• _What the exercise asks_
Copy out the lines that include the word "Bangalore".

══ Dataset content ══

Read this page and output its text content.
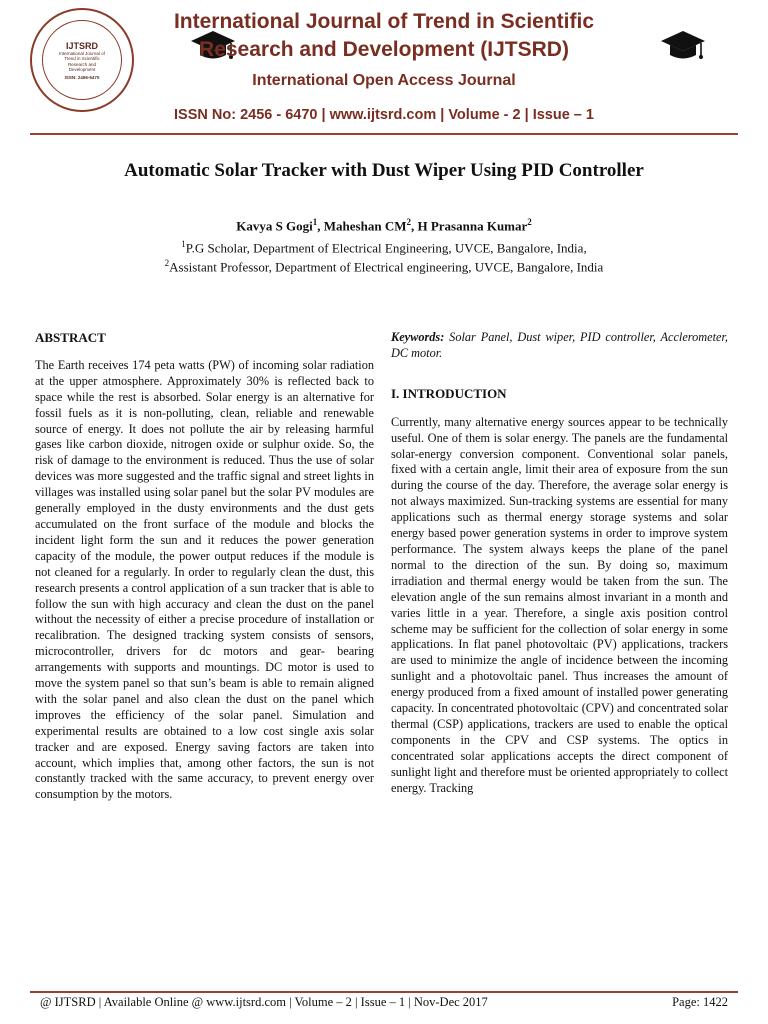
IJTSRD
International Journal of
Trend in Scientific
Research and
Development
ISSN: 2456-6470
International Journal of Trend in Scientific
Research and Development (IJTSRD)
International Open Access Journal
ISSN No: 2456 - 6470 | www.ijtsrd.com | Volume - 2 | Issue – 1
Automatic Solar Tracker with Dust Wiper Using PID Controller
Kavya S Gogi$^1$, Maheshan $CM^2$, H Prasanna Kumar$^2$
$^1$P.G Scholar, Department of Electrical Engineering, UVCE, Bangalore, India,
$^2$Assistant Professor, Department of Electrical engineering, UVCE, Bangalore, India
ABSTRACT

The Earth receives 174 peta watts (PW) of incoming solar radiation at the upper atmosphere. Approximately 30% is reflected back to space while the rest is absorbed. Solar energy is an alternative for fossil fuels as it is non-polluting, clean, reliable and renewable source of energy. It does not pollute the air by releasing harmful gases like carbon dioxide, nitrogen oxide or sulphur oxide. So, the risk of damage to the environment is reduced. Thus the use of solar devices was more suggested and the traffic signal and street lights in villages was installed using solar panel but the solar PV modules are generally employed in the dusty environments and the dust gets accumulated on the front surface of the module and blocks the incident light form the sun and it reduces the power generation capacity of the module, the power output reduces if the module is not cleaned for a regularly. In order to regularly clean the dust, this research presents a control application of a sun tracker that is able to follow the sun with high accuracy and clean the dust on the panel without the necessity of either a precise procedure of installation or recalibration. The designed tracking system consists of sensors, microcontroller, drivers for dc motors and gear- bearing arrangements with supports and mountings. DC motor is used to move the system panel so that sun’s beam is able to remain aligned with the solar panel and also clean the dust on the panel which improves the efficiency of the solar panel. Simulation and experimental results are obtained to a low cost single axis solar tracker and are exposed. Energy saving factors are taken into account, which implies that, among other factors, the sun is not constantly tracked with the same accuracy, to prevent energy over consumption by the motors.

Keywords: Solar Panel, Dust wiper, PID controller, Acclerometer, DC motor.

I. INTRODUCTION

Currently, many alternative energy sources appear to be technically useful. One of them is solar energy. The panels are the fundamental solar-energy conversion component. Conventional solar panels, fixed with a certain angle, limit their area of exposure from the sun during the course of the day. Therefore, the average solar energy is not always maximized. Sun-tracking systems are essential for many applications such as thermal energy storage systems and solar energy based power generation systems in order to improve system performance. The system always keeps the plane of the panel normal to the direction of the sun. By doing so, maximum irradiation and thermal energy would be taken from the sun. The elevation angle of the sun remains almost invariant in a month and varies little in a year. Therefore, a single axis position control scheme may be sufficient for the collection of solar energy in some applications. In flat panel photovoltaic (PV) applications, trackers are used to minimize the angle of incidence between the incoming sunlight and a photovoltaic panel. Thus increases the amount of energy produced from a fixed amount of installed power generating capacity. In concentrated photovoltaic (CPV) and concentrated solar thermal (CSP) applications, trackers are used to enable the optical components in the CPV and CSP systems. The optics in concentrated solar applications accepts the direct component of sunlight light and therefore must be oriented appropriately to collect energy. Tracking

@ IJTSRD | Available Online @ www.ijtsrd.com | Volume – 2 | Issue – 1 | Nov-Dec 2017	Page: 1422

═══

• _Task output_
$^1$P.G Scholar, Department of Electrical Engineering, UVCE, Bangalore, India,
$^2$Assistant Professor, Department of Electrical engineering, UVCE, Bangalore, India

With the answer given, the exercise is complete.